**Task to carry out**
Report every line in the listing that contains the string "ἀκτῖνα".
··· Source records ···
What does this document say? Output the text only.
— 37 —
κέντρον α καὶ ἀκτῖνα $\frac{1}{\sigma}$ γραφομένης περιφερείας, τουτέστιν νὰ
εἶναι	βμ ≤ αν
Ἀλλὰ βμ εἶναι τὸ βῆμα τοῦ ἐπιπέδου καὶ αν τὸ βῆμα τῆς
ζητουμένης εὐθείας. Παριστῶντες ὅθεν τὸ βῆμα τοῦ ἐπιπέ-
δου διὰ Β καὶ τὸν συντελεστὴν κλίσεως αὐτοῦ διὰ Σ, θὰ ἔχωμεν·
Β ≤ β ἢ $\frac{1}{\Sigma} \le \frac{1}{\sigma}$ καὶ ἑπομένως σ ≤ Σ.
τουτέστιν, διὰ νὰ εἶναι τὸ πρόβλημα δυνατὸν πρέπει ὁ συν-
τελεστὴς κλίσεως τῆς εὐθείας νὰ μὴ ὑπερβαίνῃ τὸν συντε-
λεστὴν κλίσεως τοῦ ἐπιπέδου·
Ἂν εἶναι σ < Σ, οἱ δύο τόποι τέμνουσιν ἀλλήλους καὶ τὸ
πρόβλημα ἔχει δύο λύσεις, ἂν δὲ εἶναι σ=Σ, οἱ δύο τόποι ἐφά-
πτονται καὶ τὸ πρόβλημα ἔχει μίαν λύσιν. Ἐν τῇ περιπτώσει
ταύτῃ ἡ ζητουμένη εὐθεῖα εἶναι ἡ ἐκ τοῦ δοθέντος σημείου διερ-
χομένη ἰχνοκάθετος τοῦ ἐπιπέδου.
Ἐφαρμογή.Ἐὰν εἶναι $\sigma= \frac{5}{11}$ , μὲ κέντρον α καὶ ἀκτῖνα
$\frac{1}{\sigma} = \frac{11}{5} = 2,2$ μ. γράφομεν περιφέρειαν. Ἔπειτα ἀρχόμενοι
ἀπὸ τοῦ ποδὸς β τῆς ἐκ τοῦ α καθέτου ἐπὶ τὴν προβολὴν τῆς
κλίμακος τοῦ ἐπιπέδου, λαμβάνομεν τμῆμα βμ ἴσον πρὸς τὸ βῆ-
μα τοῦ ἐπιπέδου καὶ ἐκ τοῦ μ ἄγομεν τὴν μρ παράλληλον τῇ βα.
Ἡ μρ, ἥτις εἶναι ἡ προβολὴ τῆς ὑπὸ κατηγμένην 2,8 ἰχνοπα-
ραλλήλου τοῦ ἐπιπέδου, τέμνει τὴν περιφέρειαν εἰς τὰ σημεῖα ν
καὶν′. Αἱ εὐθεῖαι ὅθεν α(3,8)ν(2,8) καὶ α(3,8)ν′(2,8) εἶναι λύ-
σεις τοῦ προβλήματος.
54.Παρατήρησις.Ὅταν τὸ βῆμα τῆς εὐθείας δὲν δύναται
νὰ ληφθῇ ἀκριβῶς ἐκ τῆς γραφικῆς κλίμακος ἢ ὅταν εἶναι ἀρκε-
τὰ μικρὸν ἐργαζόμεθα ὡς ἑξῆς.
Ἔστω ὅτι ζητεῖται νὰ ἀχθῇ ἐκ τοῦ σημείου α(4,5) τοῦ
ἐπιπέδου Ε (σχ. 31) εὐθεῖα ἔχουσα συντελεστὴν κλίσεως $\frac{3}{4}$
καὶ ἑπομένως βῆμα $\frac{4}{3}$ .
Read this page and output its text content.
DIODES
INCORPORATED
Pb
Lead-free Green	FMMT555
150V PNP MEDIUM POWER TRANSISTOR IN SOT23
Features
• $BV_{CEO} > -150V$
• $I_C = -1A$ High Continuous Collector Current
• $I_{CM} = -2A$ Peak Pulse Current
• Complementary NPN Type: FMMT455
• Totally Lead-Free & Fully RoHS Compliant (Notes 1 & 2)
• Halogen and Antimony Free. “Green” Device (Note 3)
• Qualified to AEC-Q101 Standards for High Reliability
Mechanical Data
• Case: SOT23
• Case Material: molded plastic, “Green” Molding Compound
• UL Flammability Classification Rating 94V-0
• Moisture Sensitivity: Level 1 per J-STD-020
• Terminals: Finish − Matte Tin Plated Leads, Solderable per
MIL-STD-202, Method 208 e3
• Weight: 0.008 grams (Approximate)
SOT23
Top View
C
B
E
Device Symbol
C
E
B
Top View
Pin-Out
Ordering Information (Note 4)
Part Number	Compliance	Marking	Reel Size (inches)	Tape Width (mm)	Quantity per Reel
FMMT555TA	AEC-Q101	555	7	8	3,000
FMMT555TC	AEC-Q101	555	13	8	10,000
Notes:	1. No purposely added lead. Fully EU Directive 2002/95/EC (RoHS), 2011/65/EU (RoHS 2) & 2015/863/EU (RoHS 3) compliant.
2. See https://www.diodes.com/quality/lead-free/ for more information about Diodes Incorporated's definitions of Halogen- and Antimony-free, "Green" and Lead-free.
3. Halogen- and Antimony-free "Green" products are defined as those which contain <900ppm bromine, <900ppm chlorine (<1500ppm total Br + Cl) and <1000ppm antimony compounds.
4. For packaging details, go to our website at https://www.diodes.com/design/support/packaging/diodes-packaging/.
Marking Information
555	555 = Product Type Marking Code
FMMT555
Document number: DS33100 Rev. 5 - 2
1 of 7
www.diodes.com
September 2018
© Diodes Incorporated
···
**Solved problem**
κέντρον α καὶ ἀκτῖνα $\frac{1}{\sigma}$ γραφομένης περιφερείας, τουτέστιν νὰ
Ἐφαρμογή.Ἐὰν εἶναι $\sigma= \frac{5}{11}$ , μὲ κέντρον α καὶ ἀκτῖνα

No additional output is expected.